►

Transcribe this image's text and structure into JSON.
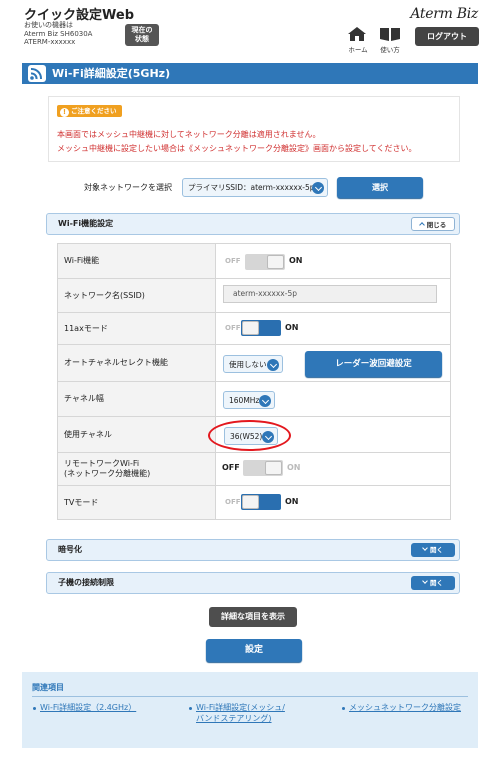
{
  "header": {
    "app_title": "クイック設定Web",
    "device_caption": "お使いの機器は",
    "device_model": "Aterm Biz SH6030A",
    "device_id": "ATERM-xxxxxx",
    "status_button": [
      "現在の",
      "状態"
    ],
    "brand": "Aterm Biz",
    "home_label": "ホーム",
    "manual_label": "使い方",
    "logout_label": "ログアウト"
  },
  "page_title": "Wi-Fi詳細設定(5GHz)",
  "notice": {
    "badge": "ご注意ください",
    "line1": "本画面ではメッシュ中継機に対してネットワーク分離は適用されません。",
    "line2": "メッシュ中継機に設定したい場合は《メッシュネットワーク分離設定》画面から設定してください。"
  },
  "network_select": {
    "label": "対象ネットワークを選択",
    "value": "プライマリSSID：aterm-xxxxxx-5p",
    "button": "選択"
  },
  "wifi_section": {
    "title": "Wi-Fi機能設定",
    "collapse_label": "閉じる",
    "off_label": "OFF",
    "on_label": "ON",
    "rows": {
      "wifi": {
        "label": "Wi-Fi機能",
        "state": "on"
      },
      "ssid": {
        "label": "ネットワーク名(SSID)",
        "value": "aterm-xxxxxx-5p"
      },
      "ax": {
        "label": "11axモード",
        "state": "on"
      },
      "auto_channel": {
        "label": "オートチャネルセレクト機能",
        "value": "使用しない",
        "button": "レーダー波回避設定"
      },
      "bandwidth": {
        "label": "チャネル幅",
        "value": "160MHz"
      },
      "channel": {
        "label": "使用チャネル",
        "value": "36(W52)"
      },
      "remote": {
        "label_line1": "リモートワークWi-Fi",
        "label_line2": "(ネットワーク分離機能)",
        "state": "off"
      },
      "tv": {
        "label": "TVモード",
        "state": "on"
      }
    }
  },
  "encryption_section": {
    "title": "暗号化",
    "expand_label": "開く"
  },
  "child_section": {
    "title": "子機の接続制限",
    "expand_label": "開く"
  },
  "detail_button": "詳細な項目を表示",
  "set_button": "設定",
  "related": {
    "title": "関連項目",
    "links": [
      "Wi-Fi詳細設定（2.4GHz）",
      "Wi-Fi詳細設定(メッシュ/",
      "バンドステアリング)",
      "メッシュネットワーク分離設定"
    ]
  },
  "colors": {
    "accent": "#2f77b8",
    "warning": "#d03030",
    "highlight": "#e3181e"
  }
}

◄
►

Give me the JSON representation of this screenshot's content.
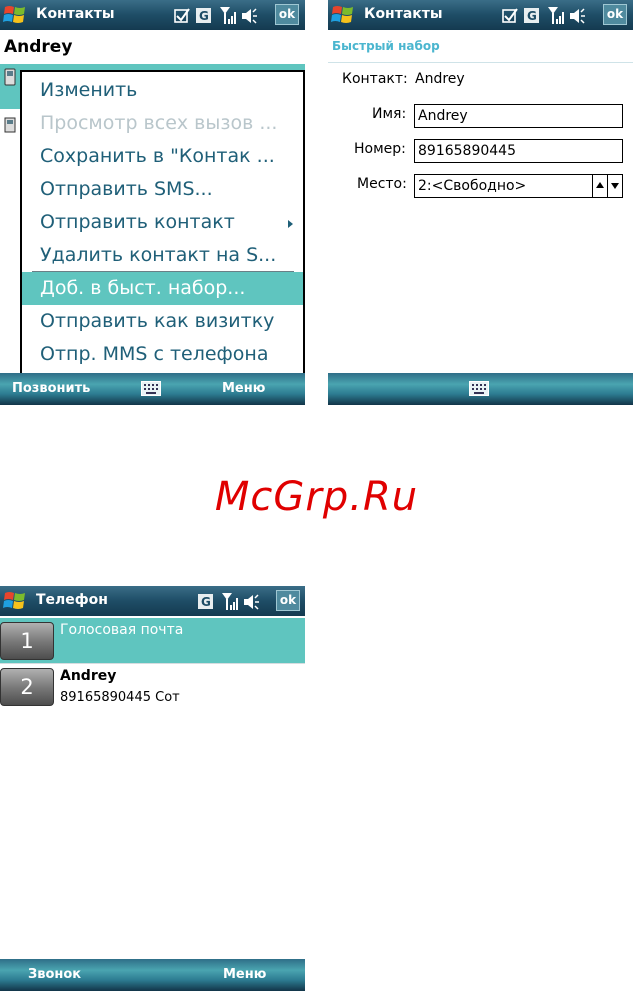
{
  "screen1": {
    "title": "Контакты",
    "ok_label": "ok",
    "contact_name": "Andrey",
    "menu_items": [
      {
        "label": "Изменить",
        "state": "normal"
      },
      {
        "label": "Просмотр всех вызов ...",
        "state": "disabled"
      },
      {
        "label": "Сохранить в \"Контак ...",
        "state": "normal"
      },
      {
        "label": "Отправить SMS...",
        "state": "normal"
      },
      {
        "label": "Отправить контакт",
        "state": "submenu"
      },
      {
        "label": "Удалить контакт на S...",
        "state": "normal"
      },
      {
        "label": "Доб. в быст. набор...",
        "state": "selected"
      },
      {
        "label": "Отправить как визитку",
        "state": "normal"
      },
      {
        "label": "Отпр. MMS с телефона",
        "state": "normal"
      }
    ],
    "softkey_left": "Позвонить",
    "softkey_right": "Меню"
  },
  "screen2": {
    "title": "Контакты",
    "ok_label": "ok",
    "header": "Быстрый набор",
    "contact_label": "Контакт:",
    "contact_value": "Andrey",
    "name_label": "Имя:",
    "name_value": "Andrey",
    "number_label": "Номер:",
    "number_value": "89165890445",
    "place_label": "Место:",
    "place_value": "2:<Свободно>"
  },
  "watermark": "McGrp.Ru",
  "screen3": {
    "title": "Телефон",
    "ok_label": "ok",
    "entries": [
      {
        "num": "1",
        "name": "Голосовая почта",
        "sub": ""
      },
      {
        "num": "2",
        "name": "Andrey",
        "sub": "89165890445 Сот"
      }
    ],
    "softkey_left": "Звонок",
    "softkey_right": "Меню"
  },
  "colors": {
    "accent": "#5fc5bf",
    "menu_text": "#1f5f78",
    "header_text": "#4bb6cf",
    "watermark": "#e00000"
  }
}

◄
►

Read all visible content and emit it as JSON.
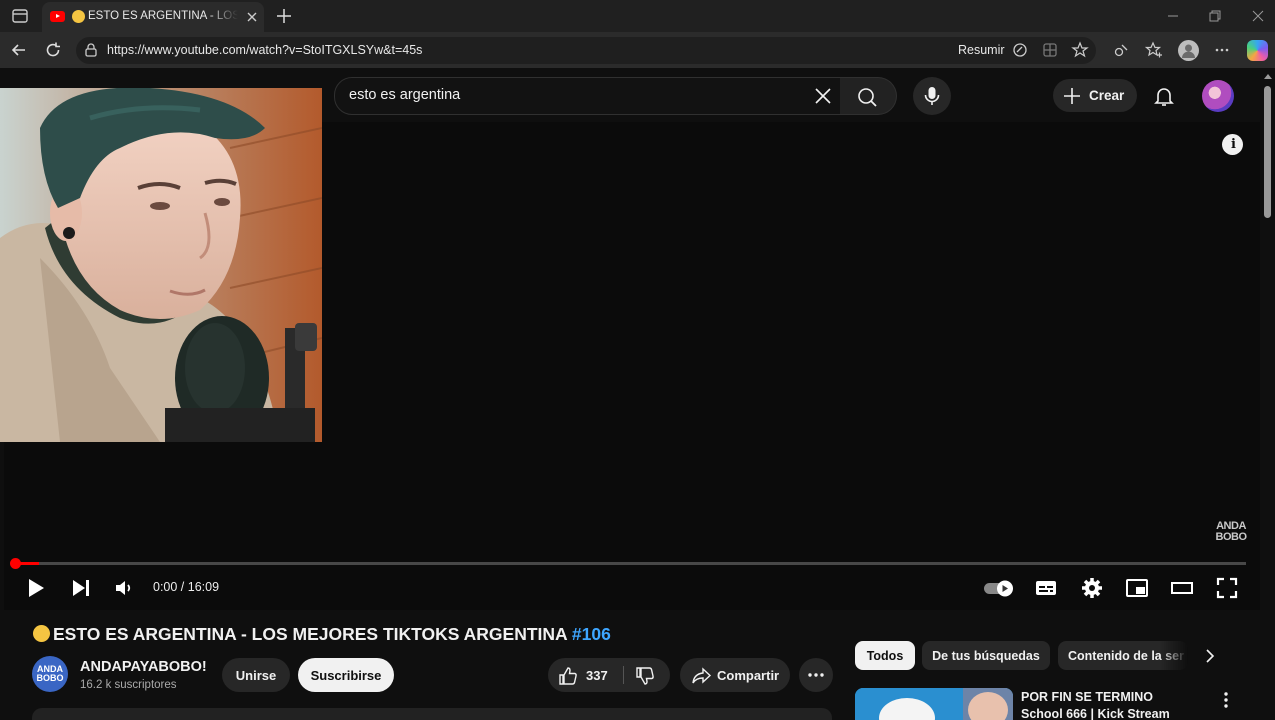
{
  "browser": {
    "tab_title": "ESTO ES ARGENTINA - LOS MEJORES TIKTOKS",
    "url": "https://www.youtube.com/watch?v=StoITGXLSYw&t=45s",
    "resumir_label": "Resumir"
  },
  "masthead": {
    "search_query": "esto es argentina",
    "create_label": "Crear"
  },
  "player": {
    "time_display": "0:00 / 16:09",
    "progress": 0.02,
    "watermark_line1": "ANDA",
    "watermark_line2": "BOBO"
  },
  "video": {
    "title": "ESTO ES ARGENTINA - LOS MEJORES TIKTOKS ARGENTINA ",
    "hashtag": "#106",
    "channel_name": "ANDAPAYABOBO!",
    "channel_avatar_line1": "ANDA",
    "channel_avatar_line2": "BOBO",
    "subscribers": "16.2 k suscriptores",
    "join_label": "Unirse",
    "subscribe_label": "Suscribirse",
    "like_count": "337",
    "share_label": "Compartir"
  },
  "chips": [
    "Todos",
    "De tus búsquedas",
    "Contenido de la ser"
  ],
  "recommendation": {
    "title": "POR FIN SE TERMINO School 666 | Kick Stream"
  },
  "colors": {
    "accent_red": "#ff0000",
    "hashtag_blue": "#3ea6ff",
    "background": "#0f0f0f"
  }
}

◄

▶ _TASK OBJECTIVE_
Scan the entries above for the word "TIKTOKS" and collect each line holding it.

▶ _SOLUTION_
    "tab_title": "ESTO ES ARGENTINA - LOS MEJORES TIKTOKS",
    "title": "ESTO ES ARGENTINA - LOS MEJORES TIKTOKS ARGENTINA ",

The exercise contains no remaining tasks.